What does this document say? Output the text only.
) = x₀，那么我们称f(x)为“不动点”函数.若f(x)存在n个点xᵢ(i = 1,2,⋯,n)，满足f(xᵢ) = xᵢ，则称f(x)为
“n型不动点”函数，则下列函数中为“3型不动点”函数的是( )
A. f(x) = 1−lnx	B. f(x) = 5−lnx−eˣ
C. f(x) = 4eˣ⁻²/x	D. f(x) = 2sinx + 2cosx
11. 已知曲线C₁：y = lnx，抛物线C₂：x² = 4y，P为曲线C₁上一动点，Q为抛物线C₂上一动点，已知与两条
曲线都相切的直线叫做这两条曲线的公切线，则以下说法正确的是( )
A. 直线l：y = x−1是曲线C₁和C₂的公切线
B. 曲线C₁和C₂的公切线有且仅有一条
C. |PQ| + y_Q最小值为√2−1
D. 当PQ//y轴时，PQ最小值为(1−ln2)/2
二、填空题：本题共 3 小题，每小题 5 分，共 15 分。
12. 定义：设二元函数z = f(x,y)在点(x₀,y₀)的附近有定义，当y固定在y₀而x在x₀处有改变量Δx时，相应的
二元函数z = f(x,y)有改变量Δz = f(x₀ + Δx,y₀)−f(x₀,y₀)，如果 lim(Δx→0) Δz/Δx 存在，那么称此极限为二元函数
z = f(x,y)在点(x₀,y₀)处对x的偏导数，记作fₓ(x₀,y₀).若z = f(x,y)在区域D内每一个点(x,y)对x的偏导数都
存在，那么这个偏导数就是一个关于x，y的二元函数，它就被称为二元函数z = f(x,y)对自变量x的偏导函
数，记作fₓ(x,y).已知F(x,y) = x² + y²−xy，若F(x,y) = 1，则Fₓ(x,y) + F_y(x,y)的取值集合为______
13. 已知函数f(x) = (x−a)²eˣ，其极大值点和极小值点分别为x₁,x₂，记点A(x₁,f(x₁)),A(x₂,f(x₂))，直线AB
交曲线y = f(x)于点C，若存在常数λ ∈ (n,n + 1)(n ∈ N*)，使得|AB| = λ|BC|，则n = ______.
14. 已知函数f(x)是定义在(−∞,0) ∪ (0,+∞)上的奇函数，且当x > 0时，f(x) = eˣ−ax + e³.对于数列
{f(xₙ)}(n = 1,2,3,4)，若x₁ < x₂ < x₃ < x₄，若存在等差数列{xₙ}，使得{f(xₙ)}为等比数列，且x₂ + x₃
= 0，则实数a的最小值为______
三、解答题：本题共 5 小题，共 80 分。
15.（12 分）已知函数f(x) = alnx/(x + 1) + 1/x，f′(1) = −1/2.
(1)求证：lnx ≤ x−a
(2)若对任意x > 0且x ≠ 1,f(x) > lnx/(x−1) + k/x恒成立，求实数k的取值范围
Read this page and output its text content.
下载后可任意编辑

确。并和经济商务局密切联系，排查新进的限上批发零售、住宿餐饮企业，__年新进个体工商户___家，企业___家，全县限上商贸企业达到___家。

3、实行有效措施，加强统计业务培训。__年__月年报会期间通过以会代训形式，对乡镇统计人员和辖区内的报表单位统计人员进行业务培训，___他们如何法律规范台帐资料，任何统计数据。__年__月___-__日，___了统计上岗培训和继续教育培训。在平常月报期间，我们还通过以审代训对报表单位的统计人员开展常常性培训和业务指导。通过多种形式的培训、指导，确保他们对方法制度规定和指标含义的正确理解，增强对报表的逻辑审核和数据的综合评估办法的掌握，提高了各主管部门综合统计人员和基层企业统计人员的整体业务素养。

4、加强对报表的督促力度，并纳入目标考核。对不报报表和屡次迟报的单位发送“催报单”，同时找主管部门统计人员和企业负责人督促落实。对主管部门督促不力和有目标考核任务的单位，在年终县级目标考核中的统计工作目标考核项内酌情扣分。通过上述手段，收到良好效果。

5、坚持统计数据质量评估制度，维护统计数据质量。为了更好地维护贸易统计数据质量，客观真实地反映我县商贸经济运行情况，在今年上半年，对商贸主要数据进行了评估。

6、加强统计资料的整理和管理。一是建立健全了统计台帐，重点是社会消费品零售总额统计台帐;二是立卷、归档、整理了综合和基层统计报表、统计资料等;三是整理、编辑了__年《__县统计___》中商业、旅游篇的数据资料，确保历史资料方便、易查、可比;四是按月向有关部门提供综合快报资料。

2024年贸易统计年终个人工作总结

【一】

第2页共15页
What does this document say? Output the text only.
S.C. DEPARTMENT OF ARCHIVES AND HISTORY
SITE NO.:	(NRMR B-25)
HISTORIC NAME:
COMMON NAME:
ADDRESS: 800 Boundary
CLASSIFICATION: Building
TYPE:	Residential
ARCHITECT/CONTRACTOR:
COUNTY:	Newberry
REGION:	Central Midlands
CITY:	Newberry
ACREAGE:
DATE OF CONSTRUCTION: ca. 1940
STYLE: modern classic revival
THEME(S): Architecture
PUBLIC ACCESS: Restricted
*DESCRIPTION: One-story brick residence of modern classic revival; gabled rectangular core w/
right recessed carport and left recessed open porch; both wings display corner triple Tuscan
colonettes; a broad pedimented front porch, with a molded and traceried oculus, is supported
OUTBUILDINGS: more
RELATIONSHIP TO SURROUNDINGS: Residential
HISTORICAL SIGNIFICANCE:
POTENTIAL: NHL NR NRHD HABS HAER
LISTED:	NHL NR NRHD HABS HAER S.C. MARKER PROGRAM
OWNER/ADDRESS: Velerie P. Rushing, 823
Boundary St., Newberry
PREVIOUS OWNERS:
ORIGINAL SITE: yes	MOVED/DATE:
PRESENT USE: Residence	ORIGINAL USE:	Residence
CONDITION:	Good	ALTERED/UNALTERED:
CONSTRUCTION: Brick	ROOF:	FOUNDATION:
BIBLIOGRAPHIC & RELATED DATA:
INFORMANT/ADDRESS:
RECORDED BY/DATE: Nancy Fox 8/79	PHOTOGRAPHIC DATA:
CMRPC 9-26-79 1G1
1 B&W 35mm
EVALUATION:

[OBJECTIVE]
Tell how many lines above contain the word "记作fₓ". Give the number alone.

[THE OUTPUT]
2